* _GOAL_
Retype the material below line for line without changes, and omit the picture.

## START DATA TO USE

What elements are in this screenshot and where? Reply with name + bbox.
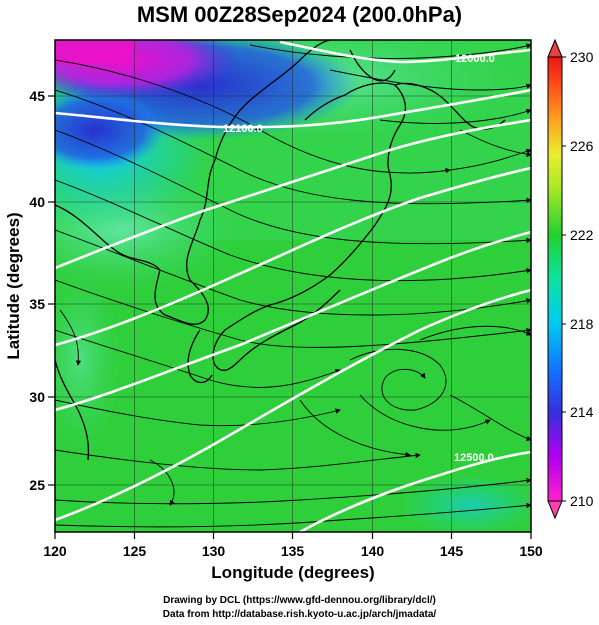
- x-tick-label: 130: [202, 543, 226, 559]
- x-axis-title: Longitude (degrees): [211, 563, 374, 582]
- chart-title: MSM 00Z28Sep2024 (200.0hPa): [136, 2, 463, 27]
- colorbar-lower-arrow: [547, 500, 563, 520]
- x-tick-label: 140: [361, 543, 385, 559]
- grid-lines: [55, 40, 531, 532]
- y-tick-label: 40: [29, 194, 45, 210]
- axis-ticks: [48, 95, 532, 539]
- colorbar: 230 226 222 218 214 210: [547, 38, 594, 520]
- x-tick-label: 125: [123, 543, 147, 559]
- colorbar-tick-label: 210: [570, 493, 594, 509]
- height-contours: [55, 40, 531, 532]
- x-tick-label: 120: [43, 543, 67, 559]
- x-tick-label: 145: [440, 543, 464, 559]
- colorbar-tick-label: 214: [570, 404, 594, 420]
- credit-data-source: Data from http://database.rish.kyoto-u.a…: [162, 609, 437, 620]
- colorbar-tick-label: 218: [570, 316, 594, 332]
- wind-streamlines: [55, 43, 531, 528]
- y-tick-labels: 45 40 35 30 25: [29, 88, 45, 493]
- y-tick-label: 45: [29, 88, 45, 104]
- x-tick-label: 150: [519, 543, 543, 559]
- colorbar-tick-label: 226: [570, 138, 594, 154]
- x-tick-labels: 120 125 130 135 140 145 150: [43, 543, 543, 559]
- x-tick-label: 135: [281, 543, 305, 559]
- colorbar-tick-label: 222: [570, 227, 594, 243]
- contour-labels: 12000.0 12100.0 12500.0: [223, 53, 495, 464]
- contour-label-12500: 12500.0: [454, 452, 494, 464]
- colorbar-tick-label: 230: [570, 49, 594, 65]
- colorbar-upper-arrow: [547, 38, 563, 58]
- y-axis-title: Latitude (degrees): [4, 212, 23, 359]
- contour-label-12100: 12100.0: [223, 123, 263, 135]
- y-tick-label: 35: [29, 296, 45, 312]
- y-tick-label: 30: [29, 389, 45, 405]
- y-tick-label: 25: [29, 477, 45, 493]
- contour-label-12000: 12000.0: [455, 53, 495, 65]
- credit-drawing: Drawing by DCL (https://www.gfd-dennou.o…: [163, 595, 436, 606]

## END DATA TO USE

* _EXERCISE ANSWER_
What elements are in this screenshot and where? Reply with name + bbox.
- x-tick-label: 130: [202, 543, 226, 559]
- x-axis-title: Longitude (degrees): [211, 563, 374, 582]
- chart-title: MSM 00Z28Sep2024 (200.0hPa): [136, 2, 463, 27]
- colorbar-lower-arrow: [547, 500, 563, 520]
- x-tick-label: 140: [361, 543, 385, 559]
- grid-lines: [55, 40, 531, 532]
- y-tick-label: 40: [29, 194, 45, 210]
- axis-ticks: [48, 95, 532, 539]
- colorbar: 230 226 222 218 214 210: [547, 38, 594, 520]
- x-tick-label: 125: [123, 543, 147, 559]
- colorbar-tick-label: 210: [570, 493, 594, 509]
- height-contours: [55, 40, 531, 532]
- x-tick-label: 120: [43, 543, 67, 559]
- x-tick-label: 145: [440, 543, 464, 559]
- colorbar-tick-label: 214: [570, 404, 594, 420]
- credit-data-source: Data from http://database.rish.kyoto-u.a…: [162, 609, 437, 620]
- colorbar-tick-label: 218: [570, 316, 594, 332]
- wind-streamlines: [55, 43, 531, 528]
- y-tick-labels: 45 40 35 30 25: [29, 88, 45, 493]
- y-tick-label: 45: [29, 88, 45, 104]
- x-tick-label: 150: [519, 543, 543, 559]
- colorbar-tick-label: 226: [570, 138, 594, 154]
- x-tick-labels: 120 125 130 135 140 145 150: [43, 543, 543, 559]
- x-tick-label: 135: [281, 543, 305, 559]
- colorbar-tick-label: 222: [570, 227, 594, 243]
- contour-labels: 12000.0 12100.0 12500.0: [223, 53, 495, 464]
- contour-label-12500: 12500.0: [454, 452, 494, 464]
- colorbar-tick-label: 230: [570, 49, 594, 65]
- colorbar-upper-arrow: [547, 38, 563, 58]
- y-axis-title: Latitude (degrees): [4, 212, 23, 359]
- contour-label-12100: 12100.0: [223, 123, 263, 135]
- y-tick-label: 35: [29, 296, 45, 312]
- y-tick-label: 30: [29, 389, 45, 405]
- y-tick-label: 25: [29, 477, 45, 493]
- contour-label-12000: 12000.0: [455, 53, 495, 65]
- credit-drawing: Drawing by DCL (https://www.gfd-dennou.o…: [163, 595, 436, 606]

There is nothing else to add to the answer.